■ Text for analysis:
%%

Mayo Clinic AI detects recent atrial fibrillation in routine ECG

An artificial intelligence-powered electrocardiograph detected atrial fibrillation in ECGs with 90 percent accuracy, even if heart rhythm had returned to normal by the time of the screening, according to a new study.

The study was published Aug. 1 in The Lancet and led by researchers at Mayo Clinic in Rochester, Minn. The scientists trained the AI using approximately 450,000 ECGs from the Mayo Clinic's digital data vault, then tested it on the normal-rhythm ECGs of more than 36,000 patients.

The AI system was able to identify with remarkable accuracy the more than 3,000 patients in the test set who had experienced atrial fibrillation. The findings suggest that routine ECGs, which are noninvasive and now widely available via smartwatches and other consumer products, can reliably detect atrial fibrillation that is either impending or recent and asymptomatic.

"An EKG will always show the heart's electrical activity at the time of the test, but this is like looking at the ocean now and being able to tell that there were big waves yesterday," said senior author Paul Friedman, MD, chair of Mayo Clinic's cardiovascular medicine department. "AI can provide powerful information about the invisible electrical signals that our bodies give off with each heartbeat — signals that have been hidden in plain sight."

%%

■ Aim of the exercise: Rewrite the atrial fibrillation article from "Mayo Clinic AI" to "than 36,000 patients.", changing "screening" to "examination".

■ Dataset extract:
%%

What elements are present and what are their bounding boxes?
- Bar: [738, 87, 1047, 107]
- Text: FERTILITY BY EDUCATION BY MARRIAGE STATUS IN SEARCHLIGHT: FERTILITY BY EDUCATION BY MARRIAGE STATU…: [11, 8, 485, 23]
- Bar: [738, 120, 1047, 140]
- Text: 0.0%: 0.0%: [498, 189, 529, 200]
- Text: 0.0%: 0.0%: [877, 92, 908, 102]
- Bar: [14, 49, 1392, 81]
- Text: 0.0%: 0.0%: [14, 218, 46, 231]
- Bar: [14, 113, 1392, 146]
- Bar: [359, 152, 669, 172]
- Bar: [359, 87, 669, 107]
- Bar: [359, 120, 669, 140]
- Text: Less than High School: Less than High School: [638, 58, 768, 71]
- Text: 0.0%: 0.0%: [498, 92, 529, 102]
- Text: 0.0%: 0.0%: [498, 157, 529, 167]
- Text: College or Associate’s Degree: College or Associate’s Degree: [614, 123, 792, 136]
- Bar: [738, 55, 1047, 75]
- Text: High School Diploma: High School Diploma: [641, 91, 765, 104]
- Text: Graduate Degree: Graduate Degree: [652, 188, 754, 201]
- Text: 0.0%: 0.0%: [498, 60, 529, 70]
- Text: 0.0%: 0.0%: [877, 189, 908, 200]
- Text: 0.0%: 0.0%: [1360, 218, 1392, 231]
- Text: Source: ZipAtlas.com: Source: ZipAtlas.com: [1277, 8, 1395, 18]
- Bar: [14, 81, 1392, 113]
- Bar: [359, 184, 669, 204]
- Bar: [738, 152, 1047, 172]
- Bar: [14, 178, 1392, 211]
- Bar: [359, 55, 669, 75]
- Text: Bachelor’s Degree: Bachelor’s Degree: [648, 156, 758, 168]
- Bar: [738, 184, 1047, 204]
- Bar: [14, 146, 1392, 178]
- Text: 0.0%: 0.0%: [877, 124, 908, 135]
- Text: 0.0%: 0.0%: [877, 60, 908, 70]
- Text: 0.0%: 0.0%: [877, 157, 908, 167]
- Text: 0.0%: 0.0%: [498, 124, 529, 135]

%%

■ Reply to the exercise:
Mayo Clinic AI detects recent atrial fibrillation in routine ECG

An artificial intelligence-powered electrocardiograph detected atrial fibrillation in ECGs with 90 percent accuracy, even if heart rhythm had returned to normal by the time of the examination, according to a new study.

The study was published Aug. 1 in The Lancet and led by researchers at Mayo Clinic in Rochester, Minn. The scientists trained the AI using approximately 450,000 ECGs from the Mayo Clinic's digital data vault, then tested it on the normal-rhythm ECGs of more than 36,000 patients.